----- DATASET EXTRACT -----

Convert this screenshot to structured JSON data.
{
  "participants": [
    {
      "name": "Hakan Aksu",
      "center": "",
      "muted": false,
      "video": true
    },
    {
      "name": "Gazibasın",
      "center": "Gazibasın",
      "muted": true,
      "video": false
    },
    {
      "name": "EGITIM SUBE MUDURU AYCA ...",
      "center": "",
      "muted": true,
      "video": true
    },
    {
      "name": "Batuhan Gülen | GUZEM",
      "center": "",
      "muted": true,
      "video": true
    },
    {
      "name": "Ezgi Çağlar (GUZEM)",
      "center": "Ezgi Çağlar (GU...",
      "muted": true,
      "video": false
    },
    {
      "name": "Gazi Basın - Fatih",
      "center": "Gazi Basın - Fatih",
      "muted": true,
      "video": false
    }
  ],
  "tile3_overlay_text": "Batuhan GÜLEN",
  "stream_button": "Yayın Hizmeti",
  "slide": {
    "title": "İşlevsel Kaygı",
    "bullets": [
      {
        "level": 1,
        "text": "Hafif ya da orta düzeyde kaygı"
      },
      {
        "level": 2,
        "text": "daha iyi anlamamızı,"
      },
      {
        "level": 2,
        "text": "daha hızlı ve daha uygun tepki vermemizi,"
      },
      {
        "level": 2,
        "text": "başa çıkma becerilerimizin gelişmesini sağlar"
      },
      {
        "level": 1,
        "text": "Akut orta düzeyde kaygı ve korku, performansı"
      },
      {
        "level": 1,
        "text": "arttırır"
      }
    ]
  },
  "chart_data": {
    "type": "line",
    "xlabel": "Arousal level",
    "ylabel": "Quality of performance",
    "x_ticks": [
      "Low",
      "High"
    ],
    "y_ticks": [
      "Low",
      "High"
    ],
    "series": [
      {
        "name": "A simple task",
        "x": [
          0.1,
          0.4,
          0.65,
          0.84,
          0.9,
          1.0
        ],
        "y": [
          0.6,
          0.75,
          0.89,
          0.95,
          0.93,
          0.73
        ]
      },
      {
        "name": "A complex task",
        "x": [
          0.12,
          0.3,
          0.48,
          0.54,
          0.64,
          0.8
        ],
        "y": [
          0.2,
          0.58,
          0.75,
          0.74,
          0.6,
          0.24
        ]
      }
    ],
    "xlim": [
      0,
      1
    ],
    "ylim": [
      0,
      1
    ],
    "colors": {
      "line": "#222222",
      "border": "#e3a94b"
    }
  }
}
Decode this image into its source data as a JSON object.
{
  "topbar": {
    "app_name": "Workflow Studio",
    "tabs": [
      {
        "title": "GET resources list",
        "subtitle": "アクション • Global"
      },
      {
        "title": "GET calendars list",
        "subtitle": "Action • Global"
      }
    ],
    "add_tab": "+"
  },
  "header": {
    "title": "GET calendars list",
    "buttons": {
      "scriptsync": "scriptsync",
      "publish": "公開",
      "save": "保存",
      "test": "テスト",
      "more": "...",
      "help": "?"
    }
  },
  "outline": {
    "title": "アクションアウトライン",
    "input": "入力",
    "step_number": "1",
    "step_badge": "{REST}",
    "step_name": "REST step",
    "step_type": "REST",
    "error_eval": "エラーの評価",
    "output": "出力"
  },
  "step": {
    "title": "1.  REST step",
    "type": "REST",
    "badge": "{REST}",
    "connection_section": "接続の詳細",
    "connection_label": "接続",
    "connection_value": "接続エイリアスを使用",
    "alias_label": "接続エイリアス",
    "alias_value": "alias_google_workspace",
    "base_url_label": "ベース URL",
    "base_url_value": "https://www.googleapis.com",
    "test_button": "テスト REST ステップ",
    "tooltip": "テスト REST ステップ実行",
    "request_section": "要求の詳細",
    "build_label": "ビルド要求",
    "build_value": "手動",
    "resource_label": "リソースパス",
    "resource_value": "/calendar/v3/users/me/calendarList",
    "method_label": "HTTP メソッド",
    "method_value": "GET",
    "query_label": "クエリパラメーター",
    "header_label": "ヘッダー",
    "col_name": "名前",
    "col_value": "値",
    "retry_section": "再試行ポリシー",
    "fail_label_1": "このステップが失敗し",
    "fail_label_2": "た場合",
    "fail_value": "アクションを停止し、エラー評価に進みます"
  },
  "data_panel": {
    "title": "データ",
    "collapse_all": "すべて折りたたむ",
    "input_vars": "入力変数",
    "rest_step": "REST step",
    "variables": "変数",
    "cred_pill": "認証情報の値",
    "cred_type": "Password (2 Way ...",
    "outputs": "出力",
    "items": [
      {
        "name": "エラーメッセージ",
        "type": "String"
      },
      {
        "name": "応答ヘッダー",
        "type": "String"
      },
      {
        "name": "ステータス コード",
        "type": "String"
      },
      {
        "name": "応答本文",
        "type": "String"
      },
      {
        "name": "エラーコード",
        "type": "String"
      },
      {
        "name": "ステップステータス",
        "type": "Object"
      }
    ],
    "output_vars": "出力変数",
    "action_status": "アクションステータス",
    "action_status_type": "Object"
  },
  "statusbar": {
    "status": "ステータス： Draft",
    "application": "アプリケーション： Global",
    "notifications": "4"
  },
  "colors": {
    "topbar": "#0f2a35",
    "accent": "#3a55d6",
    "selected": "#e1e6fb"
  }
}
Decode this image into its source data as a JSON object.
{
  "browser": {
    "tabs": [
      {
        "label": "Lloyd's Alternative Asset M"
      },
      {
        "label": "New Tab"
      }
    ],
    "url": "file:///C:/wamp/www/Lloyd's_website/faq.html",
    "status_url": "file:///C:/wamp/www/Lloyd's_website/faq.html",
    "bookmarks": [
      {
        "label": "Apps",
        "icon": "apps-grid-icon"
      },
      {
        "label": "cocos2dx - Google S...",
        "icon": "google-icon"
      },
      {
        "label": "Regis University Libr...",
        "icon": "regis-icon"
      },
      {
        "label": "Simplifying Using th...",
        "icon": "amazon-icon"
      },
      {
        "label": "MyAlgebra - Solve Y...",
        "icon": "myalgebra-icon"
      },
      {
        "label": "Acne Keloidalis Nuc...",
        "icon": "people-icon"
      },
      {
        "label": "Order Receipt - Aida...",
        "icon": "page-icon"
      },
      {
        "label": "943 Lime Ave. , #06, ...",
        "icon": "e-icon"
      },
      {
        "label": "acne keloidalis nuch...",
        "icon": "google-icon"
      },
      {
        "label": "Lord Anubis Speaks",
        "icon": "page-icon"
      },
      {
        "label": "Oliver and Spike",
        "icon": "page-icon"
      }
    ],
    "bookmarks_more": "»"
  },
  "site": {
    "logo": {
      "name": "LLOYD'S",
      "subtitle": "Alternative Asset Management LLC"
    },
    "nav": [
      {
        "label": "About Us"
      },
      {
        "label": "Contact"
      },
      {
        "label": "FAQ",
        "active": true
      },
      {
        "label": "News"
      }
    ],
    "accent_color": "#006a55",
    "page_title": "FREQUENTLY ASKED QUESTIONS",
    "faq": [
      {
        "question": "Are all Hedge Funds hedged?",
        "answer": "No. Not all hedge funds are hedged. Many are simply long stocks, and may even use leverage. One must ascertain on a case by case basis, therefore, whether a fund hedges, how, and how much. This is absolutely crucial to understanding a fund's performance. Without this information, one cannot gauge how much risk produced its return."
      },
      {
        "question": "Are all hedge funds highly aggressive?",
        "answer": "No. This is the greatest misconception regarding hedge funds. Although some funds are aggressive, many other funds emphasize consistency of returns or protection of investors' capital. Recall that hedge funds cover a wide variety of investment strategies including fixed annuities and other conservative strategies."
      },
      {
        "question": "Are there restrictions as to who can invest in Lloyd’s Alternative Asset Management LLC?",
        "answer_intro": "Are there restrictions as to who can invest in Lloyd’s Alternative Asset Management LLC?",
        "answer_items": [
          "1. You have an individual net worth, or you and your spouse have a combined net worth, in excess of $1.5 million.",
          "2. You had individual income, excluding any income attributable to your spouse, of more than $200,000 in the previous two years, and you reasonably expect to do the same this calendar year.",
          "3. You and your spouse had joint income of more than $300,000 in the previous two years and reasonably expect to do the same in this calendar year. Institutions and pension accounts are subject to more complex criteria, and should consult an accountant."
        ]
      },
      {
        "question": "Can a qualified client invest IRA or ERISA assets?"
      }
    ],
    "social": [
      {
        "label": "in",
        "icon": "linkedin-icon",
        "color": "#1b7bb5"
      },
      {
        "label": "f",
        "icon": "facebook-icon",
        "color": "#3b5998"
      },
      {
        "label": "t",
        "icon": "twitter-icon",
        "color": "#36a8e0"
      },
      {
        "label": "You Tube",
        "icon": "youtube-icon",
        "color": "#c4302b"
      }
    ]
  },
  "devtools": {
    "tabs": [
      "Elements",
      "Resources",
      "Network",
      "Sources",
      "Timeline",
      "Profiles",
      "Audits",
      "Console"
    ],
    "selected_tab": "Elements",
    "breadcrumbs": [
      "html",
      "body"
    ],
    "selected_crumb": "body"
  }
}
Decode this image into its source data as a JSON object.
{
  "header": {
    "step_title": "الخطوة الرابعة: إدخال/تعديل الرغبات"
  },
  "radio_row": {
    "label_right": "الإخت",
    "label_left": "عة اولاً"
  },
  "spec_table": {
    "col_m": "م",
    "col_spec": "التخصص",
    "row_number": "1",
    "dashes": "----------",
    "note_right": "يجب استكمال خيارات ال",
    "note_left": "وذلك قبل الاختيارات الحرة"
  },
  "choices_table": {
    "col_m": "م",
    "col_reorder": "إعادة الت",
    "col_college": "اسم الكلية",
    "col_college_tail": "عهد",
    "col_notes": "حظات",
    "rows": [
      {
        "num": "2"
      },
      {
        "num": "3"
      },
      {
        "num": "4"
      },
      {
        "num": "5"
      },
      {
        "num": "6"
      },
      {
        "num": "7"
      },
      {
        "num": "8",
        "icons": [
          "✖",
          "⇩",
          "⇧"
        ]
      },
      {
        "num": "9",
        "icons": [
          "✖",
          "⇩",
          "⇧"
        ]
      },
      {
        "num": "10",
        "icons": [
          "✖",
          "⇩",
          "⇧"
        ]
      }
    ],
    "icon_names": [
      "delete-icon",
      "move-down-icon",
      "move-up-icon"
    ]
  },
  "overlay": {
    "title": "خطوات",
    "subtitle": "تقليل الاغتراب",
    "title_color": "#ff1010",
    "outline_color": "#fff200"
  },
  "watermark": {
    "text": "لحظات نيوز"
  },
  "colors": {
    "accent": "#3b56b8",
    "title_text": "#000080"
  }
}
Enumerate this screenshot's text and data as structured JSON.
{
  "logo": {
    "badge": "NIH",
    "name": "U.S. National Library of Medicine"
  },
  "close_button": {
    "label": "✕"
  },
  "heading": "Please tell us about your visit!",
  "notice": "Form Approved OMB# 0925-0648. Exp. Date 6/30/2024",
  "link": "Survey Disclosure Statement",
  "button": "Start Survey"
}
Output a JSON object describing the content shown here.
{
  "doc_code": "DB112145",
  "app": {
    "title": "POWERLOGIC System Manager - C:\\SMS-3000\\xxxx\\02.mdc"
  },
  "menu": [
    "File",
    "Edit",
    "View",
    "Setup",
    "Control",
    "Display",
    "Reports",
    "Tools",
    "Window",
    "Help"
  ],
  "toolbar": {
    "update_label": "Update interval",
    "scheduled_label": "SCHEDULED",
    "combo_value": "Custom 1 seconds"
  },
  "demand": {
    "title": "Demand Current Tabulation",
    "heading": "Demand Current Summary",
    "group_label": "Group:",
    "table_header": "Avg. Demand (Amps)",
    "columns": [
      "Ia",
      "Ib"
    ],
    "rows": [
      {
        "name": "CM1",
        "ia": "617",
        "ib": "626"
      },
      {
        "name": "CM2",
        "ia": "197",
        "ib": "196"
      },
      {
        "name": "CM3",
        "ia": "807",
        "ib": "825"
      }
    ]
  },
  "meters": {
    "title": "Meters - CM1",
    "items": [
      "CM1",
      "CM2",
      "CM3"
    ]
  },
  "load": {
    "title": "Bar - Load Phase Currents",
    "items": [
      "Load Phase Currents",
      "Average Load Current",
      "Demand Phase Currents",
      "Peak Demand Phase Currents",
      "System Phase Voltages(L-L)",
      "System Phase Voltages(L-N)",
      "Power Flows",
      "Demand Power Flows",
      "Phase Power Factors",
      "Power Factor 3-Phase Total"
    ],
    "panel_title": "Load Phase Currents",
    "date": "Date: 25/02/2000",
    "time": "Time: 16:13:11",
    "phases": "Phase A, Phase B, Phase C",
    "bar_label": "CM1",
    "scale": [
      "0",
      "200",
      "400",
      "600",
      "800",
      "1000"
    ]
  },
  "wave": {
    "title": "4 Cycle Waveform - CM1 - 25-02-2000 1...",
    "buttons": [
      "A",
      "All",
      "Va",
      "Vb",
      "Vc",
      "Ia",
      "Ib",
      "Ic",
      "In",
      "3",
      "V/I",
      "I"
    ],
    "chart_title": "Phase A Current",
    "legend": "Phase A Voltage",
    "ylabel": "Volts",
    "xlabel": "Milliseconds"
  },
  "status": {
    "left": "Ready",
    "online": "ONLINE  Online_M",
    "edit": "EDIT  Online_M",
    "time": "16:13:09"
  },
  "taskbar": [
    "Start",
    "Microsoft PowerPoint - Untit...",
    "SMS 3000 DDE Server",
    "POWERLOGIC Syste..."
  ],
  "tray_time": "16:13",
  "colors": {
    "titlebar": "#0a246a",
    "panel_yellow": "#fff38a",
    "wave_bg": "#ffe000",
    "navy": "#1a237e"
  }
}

-----

• **EXERCISE REQUIREMENTS**: Of the lines in the material, how many contain the word "daha"? Reply with the number and nothing else.

• **EXERCISE ANSWER**: 2